- Input -
══════

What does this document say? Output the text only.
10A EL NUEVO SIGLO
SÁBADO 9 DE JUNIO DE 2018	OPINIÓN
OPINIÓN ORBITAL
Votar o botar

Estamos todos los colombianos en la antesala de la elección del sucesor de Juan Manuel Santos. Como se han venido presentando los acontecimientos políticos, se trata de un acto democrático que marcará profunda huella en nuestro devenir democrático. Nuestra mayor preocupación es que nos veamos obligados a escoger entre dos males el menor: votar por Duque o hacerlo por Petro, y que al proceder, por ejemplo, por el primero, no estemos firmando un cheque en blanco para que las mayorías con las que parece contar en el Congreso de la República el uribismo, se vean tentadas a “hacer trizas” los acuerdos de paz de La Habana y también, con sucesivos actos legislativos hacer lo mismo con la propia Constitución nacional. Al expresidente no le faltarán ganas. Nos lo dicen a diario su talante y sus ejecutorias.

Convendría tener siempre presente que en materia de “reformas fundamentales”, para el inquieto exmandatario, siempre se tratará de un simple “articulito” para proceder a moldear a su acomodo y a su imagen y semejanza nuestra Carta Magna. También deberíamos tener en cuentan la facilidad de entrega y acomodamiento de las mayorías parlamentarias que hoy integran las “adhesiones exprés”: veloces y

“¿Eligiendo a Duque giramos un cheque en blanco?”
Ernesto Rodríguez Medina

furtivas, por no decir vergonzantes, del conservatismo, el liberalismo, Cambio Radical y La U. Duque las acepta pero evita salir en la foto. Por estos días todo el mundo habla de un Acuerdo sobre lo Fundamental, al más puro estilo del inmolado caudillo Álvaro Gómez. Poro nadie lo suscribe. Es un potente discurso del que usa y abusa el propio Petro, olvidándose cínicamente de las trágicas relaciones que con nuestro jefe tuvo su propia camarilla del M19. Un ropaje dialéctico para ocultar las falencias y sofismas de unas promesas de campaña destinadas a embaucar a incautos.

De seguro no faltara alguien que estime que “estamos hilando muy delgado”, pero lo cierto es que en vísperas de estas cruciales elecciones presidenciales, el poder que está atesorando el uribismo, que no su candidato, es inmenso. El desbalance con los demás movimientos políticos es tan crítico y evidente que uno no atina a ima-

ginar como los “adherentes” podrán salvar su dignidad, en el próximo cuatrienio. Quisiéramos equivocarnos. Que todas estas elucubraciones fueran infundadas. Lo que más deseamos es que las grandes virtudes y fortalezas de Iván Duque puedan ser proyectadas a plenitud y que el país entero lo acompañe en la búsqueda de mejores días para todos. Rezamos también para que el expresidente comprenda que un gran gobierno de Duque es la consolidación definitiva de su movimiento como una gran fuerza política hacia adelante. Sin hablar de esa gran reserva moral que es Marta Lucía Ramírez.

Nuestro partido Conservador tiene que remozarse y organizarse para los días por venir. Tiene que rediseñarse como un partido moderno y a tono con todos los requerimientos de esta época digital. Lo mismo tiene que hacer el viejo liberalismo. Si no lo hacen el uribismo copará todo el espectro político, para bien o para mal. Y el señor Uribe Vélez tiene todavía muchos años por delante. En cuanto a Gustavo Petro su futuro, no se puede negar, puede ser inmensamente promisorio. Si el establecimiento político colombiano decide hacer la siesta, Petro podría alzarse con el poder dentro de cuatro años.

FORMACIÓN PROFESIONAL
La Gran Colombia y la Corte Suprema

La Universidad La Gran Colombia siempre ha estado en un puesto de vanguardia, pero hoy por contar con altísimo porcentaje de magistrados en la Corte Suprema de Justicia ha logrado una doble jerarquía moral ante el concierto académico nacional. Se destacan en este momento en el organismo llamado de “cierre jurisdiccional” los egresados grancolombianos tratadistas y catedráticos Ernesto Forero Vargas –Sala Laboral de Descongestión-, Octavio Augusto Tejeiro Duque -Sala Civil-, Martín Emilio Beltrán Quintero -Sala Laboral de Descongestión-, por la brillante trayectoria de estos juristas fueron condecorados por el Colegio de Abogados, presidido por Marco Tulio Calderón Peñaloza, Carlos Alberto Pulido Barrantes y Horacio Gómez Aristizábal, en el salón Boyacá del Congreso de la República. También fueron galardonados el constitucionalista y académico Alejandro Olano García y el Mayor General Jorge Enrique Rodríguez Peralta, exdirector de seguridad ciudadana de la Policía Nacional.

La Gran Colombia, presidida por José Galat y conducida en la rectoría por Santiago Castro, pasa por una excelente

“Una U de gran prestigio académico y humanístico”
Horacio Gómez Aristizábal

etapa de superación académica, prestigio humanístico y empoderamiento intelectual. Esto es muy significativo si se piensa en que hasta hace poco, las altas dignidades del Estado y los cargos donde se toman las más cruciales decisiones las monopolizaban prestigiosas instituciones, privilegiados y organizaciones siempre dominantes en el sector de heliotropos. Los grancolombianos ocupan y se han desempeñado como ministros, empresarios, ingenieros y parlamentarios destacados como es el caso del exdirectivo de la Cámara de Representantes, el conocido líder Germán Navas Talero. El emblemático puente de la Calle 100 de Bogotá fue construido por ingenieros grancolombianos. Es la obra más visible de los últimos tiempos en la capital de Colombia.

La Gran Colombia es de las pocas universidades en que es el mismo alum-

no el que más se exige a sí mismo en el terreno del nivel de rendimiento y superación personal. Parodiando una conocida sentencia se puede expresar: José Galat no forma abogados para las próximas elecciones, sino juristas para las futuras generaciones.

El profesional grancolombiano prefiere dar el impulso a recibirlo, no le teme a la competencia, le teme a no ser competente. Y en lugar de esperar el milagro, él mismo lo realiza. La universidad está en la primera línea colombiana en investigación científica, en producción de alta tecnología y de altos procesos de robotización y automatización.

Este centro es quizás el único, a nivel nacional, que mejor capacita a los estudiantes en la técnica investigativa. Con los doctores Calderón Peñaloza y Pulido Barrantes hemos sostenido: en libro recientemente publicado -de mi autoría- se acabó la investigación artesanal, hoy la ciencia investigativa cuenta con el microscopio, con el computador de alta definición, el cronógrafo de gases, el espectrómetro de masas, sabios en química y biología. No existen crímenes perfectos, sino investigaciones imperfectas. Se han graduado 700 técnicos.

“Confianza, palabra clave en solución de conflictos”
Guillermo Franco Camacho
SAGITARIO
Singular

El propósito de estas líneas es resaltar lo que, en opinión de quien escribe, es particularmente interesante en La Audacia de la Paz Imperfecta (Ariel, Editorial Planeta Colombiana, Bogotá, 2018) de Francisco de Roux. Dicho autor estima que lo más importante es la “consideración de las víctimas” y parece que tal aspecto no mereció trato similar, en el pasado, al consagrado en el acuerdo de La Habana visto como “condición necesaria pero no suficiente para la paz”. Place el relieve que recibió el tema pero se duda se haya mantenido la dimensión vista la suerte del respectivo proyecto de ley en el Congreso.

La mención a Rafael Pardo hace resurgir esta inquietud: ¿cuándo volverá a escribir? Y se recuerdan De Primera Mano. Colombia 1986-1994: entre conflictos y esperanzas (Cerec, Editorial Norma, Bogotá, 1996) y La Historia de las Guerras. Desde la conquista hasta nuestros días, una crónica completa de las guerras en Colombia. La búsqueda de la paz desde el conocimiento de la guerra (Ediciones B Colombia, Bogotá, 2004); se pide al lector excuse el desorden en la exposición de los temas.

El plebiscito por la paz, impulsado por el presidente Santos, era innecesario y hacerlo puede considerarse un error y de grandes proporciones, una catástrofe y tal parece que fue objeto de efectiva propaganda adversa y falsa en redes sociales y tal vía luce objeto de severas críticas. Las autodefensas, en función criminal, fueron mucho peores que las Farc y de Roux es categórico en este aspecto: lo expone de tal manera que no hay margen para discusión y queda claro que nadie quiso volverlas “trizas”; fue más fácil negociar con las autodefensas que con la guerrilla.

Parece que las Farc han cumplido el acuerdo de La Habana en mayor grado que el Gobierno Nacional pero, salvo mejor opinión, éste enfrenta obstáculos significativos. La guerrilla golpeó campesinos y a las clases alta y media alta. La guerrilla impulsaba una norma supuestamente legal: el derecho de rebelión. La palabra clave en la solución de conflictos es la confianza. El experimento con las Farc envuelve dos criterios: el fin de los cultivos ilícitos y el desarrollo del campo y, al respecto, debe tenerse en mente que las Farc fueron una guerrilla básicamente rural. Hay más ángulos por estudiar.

══════

- Challenge -
Each line that holds the word "moral" should be extracted from the records.

- Exercise response -
ginar como los “adherentes” podrán salvar su dignidad, en el próximo cuatrienio. Quisiéramos equivocarnos. Que todas estas elucubraciones fueran infundadas. Lo que más deseamos es que las grandes virtudes y fortalezas de Iván Duque puedan ser proyectadas a plenitud y que el país entero lo acompañe en la búsqueda de mejores días para todos. Rezamos también para que el expresidente comprenda que un gran gobierno de Duque es la consolidación definitiva de su movimiento como una gran fuerza política hacia adelante. Sin hablar de esa gran reserva moral que es Marta Lucía Ramírez.
La Universidad La Gran Colombia siempre ha estado en un puesto de vanguardia, pero hoy por contar con altísimo porcentaje de magistrados en la Corte Suprema de Justicia ha logrado una doble jerarquía moral ante el concierto académico nacional. Se destacan en este momento en el organismo llamado de “cierre jurisdiccional” los egresados grancolombianos tratadistas y catedráticos Ernesto Forero Vargas –Sala Laboral de Descongestión-, Octavio Augusto Tejeiro Duque -Sala Civil-, Martín Emilio Beltrán Quintero -Sala Laboral de Descongestión-, por la brillante trayectoria de estos juristas fueron condecorados por el Colegio de Abogados, presidido por Marco Tulio Calderón Peñaloza, Carlos Alberto Pulido Barrantes y Horacio Gómez Aristizábal, en el salón Boyacá del Congreso de la República. También fueron galardonados el constitucionalista y académico Alejandro Olano García y el Mayor General Jorge Enrique Rodríguez Peralta, exdirector de seguridad ciudadana de la Policía Nacional.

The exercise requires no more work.